→ **Instruction**: Turn the lines from the one containing "Patent image size: (957, 635)." through the one containing "The coil side 101,U is at (435, 423)." into a Markdown table, leaving out blank lines. Use the columns Row and Line, numbering each row in Row and placing the line itself in Line.
START Given data
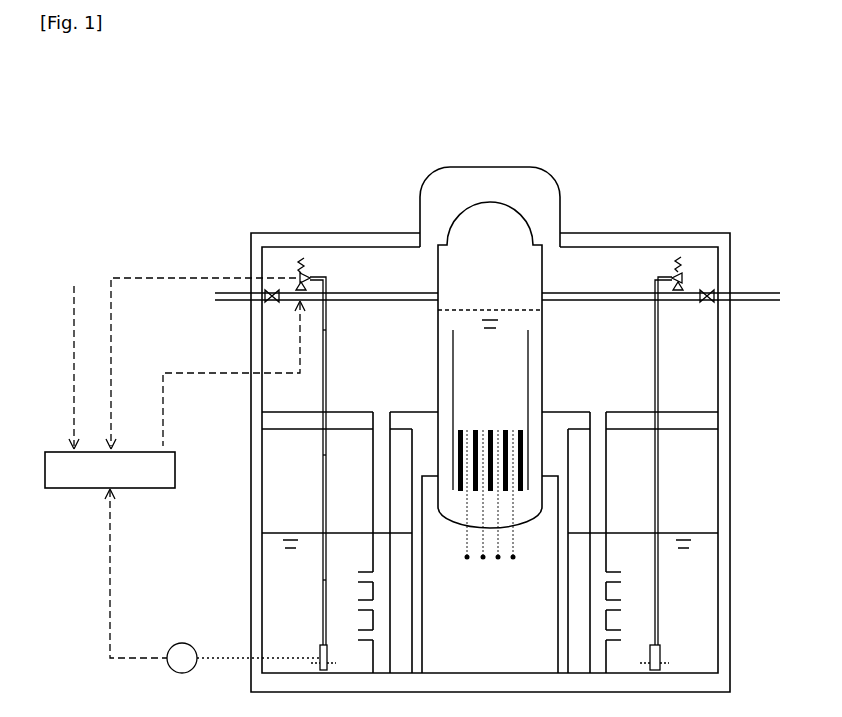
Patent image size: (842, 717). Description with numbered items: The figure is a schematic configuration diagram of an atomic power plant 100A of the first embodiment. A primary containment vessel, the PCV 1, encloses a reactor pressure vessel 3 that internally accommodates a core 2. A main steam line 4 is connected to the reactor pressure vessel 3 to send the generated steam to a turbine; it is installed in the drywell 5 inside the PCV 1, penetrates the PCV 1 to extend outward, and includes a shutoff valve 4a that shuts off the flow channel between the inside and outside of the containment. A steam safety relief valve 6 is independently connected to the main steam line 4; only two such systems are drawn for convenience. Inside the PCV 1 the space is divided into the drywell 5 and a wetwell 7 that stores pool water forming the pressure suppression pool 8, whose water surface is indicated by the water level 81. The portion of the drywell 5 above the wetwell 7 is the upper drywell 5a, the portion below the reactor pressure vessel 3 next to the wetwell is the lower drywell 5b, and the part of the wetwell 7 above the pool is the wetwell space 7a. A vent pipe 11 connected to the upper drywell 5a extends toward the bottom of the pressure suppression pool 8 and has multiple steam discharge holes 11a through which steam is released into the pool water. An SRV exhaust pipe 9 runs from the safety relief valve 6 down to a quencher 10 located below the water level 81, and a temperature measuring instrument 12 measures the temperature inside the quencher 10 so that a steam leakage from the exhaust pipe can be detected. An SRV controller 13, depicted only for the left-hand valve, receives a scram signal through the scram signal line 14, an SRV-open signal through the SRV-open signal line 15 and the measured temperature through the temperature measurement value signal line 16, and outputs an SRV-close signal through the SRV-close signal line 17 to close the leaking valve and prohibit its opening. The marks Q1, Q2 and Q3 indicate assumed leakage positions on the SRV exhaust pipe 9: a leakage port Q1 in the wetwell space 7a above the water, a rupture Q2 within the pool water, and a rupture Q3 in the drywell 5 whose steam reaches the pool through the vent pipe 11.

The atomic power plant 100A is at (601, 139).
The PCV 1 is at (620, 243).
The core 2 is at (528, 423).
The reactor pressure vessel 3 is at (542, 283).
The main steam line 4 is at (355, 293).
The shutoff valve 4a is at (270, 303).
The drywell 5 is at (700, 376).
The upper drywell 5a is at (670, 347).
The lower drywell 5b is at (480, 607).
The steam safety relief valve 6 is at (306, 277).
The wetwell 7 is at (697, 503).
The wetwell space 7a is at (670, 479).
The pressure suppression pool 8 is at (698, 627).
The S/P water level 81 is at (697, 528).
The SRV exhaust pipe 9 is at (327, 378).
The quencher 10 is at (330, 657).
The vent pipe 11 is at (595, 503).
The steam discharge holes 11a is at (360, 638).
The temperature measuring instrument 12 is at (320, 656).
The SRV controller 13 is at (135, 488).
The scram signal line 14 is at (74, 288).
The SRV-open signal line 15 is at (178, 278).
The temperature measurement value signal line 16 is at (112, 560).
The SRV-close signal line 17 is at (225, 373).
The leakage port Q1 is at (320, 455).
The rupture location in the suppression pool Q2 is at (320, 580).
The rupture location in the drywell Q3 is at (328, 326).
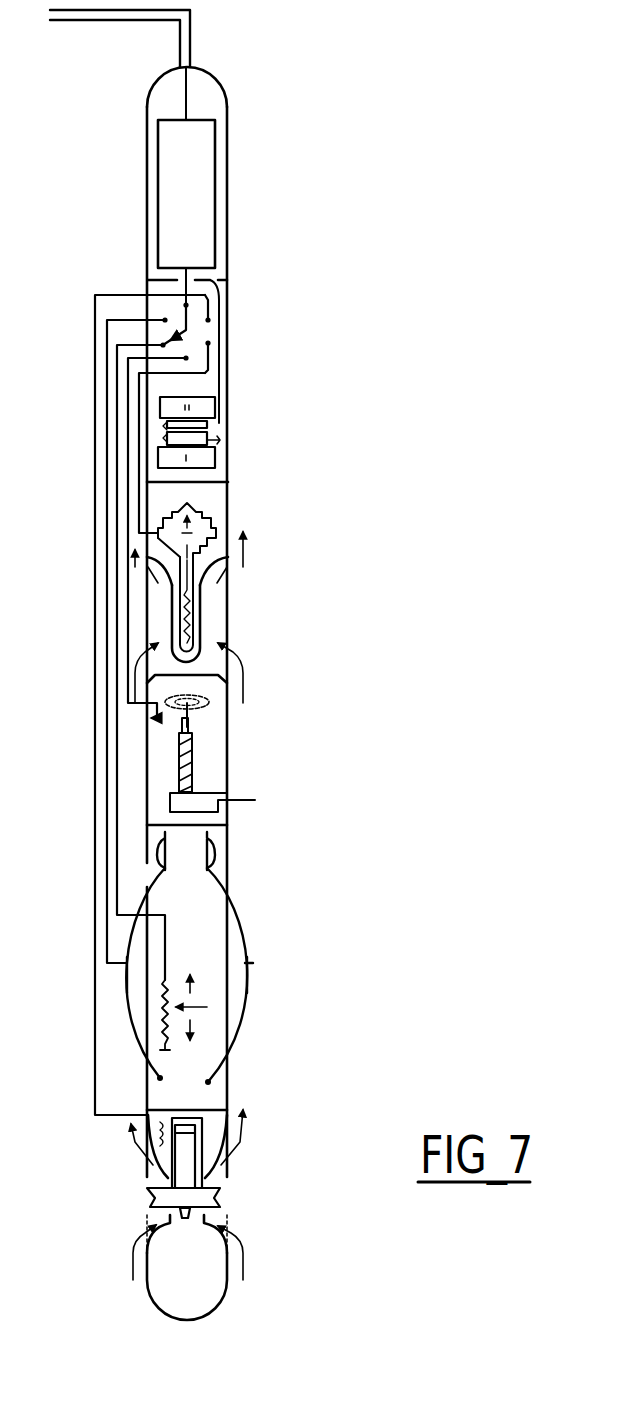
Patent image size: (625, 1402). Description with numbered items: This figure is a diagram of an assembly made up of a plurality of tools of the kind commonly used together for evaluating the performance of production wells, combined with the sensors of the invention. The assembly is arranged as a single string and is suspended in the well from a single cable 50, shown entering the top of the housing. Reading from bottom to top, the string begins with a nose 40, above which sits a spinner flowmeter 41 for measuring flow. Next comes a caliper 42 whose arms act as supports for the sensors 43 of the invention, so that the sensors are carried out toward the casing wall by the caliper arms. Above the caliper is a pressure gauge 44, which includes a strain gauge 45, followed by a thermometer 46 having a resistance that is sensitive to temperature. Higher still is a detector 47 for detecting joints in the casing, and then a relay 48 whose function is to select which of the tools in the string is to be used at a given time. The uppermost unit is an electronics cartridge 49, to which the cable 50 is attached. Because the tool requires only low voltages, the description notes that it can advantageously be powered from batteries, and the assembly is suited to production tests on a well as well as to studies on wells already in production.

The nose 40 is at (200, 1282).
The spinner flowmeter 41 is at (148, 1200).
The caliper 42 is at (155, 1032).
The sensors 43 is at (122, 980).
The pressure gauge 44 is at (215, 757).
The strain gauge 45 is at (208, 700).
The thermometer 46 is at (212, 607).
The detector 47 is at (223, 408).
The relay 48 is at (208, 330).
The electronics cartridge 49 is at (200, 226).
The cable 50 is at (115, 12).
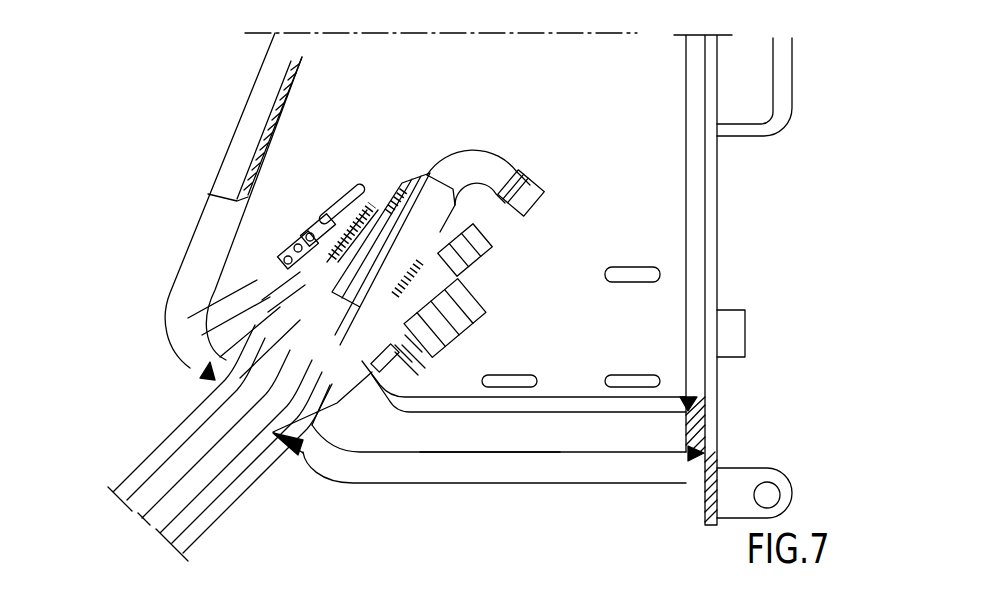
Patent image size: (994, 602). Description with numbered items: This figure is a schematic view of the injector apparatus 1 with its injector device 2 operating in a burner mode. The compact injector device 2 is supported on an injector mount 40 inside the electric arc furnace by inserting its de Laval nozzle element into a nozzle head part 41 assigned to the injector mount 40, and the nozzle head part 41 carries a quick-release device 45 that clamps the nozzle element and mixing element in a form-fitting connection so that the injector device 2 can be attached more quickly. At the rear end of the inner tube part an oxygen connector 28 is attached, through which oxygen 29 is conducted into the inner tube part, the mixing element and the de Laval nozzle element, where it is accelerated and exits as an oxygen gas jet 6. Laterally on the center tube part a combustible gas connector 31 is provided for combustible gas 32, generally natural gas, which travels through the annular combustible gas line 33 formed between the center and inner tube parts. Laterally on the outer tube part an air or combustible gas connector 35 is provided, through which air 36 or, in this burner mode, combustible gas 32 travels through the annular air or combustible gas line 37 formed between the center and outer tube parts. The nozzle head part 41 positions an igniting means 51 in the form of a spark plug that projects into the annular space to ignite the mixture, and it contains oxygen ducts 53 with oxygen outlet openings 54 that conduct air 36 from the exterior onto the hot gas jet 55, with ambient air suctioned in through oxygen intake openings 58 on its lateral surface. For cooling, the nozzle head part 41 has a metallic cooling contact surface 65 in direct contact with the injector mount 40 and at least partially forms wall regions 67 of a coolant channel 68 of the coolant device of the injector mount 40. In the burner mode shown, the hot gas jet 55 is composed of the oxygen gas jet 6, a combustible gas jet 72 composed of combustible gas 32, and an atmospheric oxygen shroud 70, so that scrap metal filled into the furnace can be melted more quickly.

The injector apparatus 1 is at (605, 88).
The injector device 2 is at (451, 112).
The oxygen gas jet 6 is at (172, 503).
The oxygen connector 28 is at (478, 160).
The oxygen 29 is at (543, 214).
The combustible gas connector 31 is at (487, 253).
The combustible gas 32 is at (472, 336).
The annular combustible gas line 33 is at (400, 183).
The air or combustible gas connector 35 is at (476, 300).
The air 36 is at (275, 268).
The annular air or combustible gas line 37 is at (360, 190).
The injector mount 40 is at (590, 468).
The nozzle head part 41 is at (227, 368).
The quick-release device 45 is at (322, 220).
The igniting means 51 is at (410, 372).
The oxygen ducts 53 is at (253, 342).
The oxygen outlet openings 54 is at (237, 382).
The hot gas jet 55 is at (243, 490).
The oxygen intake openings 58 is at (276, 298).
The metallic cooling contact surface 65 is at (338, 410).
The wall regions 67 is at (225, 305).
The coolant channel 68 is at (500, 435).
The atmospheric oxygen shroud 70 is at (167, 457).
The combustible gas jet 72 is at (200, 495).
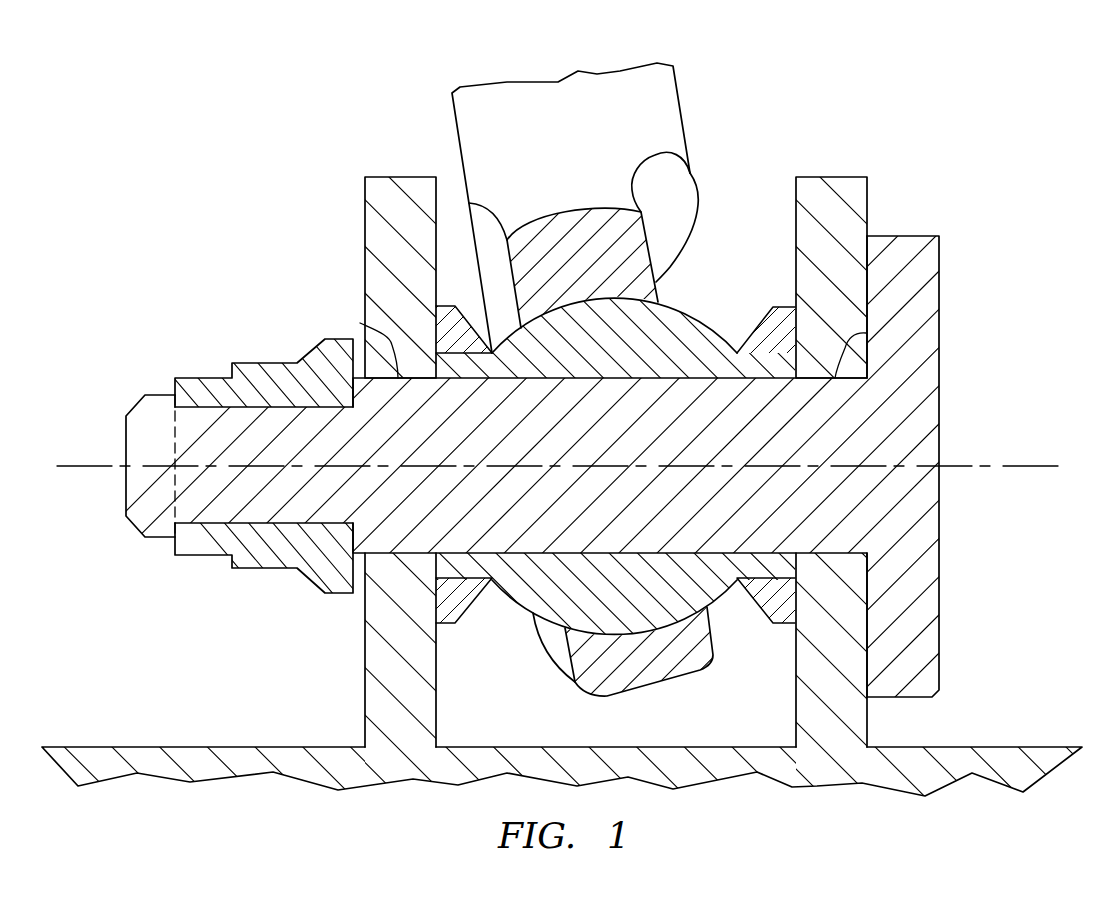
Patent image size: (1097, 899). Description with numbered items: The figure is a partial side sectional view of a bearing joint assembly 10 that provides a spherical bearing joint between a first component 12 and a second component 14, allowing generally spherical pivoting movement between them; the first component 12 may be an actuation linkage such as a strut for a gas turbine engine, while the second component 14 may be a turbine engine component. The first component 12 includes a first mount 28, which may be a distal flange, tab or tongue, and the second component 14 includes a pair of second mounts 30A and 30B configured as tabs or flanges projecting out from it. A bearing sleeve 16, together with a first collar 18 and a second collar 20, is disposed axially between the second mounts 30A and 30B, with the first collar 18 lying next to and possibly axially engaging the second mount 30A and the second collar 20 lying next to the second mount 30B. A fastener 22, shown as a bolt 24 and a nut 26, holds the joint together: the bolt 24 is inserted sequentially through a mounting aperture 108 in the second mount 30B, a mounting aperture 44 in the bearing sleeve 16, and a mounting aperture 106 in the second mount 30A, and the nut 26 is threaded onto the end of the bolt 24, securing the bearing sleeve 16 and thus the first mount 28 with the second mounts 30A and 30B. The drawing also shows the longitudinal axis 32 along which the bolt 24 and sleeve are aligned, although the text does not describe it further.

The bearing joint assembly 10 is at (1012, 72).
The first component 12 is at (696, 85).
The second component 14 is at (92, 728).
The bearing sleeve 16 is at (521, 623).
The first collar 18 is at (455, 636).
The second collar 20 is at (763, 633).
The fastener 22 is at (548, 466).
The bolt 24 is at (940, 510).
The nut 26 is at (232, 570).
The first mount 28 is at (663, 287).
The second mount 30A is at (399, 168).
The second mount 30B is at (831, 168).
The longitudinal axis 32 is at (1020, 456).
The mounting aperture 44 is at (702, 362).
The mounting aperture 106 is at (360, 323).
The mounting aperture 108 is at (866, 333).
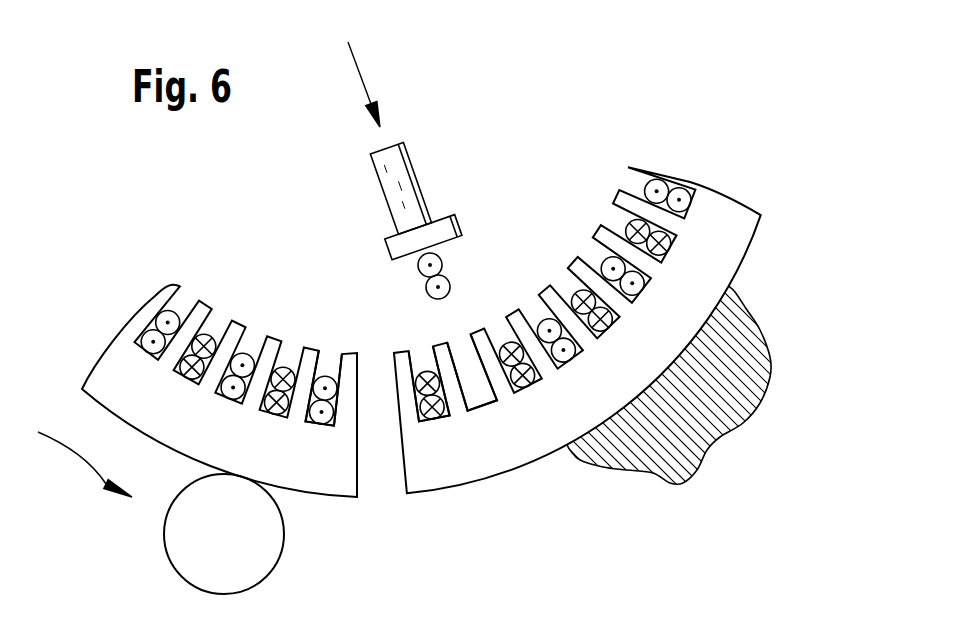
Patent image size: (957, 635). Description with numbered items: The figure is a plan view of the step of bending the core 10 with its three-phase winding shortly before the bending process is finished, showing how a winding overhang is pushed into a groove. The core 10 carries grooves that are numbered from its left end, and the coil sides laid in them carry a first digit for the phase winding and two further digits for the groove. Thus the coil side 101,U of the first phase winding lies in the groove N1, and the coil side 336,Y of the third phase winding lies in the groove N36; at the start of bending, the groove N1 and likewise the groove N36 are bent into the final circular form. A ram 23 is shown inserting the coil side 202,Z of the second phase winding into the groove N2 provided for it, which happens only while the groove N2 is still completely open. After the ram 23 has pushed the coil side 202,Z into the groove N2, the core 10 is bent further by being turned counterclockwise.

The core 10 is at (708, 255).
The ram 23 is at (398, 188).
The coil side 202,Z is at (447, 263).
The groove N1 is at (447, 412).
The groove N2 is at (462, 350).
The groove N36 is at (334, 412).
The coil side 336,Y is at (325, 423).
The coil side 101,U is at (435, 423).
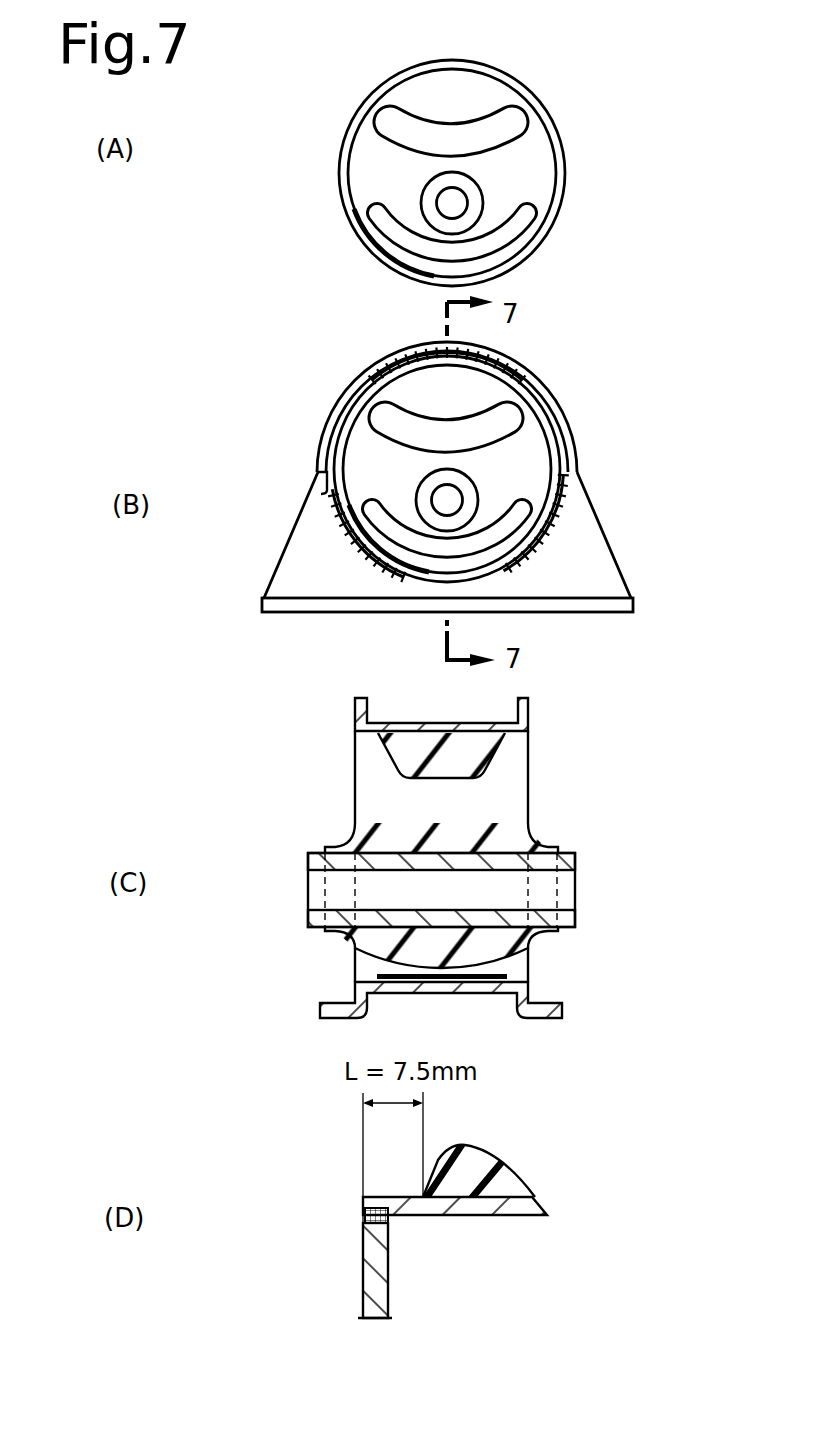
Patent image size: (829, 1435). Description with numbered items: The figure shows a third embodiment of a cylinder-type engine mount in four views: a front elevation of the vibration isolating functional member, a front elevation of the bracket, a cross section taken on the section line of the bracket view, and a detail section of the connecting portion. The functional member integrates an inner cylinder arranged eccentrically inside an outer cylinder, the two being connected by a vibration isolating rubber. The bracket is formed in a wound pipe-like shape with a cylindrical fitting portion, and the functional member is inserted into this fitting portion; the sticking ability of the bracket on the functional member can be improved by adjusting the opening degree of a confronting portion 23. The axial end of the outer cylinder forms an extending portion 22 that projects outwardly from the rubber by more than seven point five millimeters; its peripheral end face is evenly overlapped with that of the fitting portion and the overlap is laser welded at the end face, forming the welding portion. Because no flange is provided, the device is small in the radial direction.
END Given data
→ **The answer**:
| Row | Line |
|---|---|
| 1 | Patent image size: (957, 635). Description with numbered items: The figure is a plan view of the step of bending the core 10 with its three-phase winding shortly before the bending process is finished, showing how a winding overhang is pushed into a groove. The core 10 carries grooves that are numbered from its left end, and the coil sides laid in them carry a first digit for the phase winding and two further digits for the groove. Thus the coil side 101,U of the first phase winding lies in the groove N1, and the coil side 336,Y of the third phase winding lies in the groove N36; at the start of bending, the groove N1 and likewise the groove N36 are bent into the final circular form. A ram 23 is shown inserting the coil side 202,Z of the second phase winding into the groove N2 provided for it, which happens only while the groove N2 is still completely open. After the ram 23 has pushed the coil side 202,Z into the groove N2, the core 10 is bent further by being turned counterclockwise. |
| 2 | The core 10 is at (708, 255). |
| 3 | The ram 23 is at (398, 188). |
| 4 | The coil side 202,Z is at (447, 263). |
| 5 | The groove N1 is at (447, 412). |
| 6 | The groove N2 is at (462, 350). |
| 7 | The groove N36 is at (334, 412). |
| 8 | The coil side 336,Y is at (325, 423). |
| 9 | The coil side 101,U is at (435, 423). |